(Extracted data entries)
------------------------------------------------

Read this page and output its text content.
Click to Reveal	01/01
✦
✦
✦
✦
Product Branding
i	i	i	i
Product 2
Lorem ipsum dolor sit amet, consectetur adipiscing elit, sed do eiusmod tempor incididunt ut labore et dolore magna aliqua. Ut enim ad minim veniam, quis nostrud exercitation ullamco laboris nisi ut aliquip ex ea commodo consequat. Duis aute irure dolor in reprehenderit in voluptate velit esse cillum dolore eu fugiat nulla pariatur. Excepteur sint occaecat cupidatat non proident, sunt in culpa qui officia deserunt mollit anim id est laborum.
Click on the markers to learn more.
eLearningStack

------------------------------------------------

* The exercise:
Reproduce the entries above in full, verbatim.

* Solution for this task:
Read this page and output its text content.
Click to Reveal	01/01
✦
✦
✦
✦
Product Branding
i	i	i	i
Product 2
Lorem ipsum dolor sit amet, consectetur adipiscing elit, sed do eiusmod tempor incididunt ut labore et dolore magna aliqua. Ut enim ad minim veniam, quis nostrud exercitation ullamco laboris nisi ut aliquip ex ea commodo consequat. Duis aute irure dolor in reprehenderit in voluptate velit esse cillum dolore eu fugiat nulla pariatur. Excepteur sint occaecat cupidatat non proident, sunt in culpa qui officia deserunt mollit anim id est laborum.
Click on the markers to learn more.
eLearningStack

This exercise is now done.